GIVEN INSTRUCTION
Reproduce exactly the lines beginning with the line that contains "Extract all readable text from this page." and ending at the final line of the material below.

(Data records)

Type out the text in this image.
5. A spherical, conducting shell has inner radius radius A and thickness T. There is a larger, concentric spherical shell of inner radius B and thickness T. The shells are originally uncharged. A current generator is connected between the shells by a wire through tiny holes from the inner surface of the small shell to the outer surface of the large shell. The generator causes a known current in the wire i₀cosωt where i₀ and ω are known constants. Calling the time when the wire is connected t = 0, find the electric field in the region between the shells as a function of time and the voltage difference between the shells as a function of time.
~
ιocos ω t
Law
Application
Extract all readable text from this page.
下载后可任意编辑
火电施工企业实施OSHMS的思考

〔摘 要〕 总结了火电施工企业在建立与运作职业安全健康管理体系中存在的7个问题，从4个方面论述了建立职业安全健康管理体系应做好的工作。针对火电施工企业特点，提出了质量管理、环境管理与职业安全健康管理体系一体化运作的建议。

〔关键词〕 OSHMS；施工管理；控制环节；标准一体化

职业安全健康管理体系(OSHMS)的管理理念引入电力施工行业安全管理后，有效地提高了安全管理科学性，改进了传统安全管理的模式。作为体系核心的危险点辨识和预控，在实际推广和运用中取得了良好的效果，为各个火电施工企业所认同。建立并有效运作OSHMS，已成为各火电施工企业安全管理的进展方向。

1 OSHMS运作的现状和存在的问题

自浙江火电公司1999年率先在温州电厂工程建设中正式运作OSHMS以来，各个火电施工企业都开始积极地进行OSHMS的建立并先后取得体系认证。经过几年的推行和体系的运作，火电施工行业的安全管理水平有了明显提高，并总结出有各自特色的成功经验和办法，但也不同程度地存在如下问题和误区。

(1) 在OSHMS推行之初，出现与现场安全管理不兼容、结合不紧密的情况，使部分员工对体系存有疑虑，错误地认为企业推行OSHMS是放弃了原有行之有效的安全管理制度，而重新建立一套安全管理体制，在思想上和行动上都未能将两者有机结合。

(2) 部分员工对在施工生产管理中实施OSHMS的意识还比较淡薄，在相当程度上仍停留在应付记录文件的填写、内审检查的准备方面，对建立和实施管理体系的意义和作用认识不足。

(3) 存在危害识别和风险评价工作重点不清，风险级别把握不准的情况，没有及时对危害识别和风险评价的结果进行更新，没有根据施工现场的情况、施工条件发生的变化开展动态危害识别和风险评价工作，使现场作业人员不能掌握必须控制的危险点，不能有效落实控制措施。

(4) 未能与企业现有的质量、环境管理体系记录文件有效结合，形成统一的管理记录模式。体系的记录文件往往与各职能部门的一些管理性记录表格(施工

SOLVED EXERCISE
Extract all readable text from this page.
下载后可任意编辑
火电施工企业实施OSHMS的思考

〔摘 要〕 总结了火电施工企业在建立与运作职业安全健康管理体系中存在的7个问题，从4个方面论述了建立职业安全健康管理体系应做好的工作。针对火电施工企业特点，提出了质量管理、环境管理与职业安全健康管理体系一体化运作的建议。

〔关键词〕 OSHMS；施工管理；控制环节；标准一体化

职业安全健康管理体系(OSHMS)的管理理念引入电力施工行业安全管理后，有效地提高了安全管理科学性，改进了传统安全管理的模式。作为体系核心的危险点辨识和预控，在实际推广和运用中取得了良好的效果，为各个火电施工企业所认同。建立并有效运作OSHMS，已成为各火电施工企业安全管理的进展方向。

1 OSHMS运作的现状和存在的问题

自浙江火电公司1999年率先在温州电厂工程建设中正式运作OSHMS以来，各个火电施工企业都开始积极地进行OSHMS的建立并先后取得体系认证。经过几年的推行和体系的运作，火电施工行业的安全管理水平有了明显提高，并总结出有各自特色的成功经验和办法，但也不同程度地存在如下问题和误区。

(1) 在OSHMS推行之初，出现与现场安全管理不兼容、结合不紧密的情况，使部分员工对体系存有疑虑，错误地认为企业推行OSHMS是放弃了原有行之有效的安全管理制度，而重新建立一套安全管理体制，在思想上和行动上都未能将两者有机结合。

(2) 部分员工对在施工生产管理中实施OSHMS的意识还比较淡薄，在相当程度上仍停留在应付记录文件的填写、内审检查的准备方面，对建立和实施管理体系的意义和作用认识不足。

(3) 存在危害识别和风险评价工作重点不清，风险级别把握不准的情况，没有及时对危害识别和风险评价的结果进行更新，没有根据施工现场的情况、施工条件发生的变化开展动态危害识别和风险评价工作，使现场作业人员不能掌握必须控制的危险点，不能有效落实控制措施。

(4) 未能与企业现有的质量、环境管理体系记录文件有效结合，形成统一的管理记录模式。体系的记录文件往往与各职能部门的一些管理性记录表格(施工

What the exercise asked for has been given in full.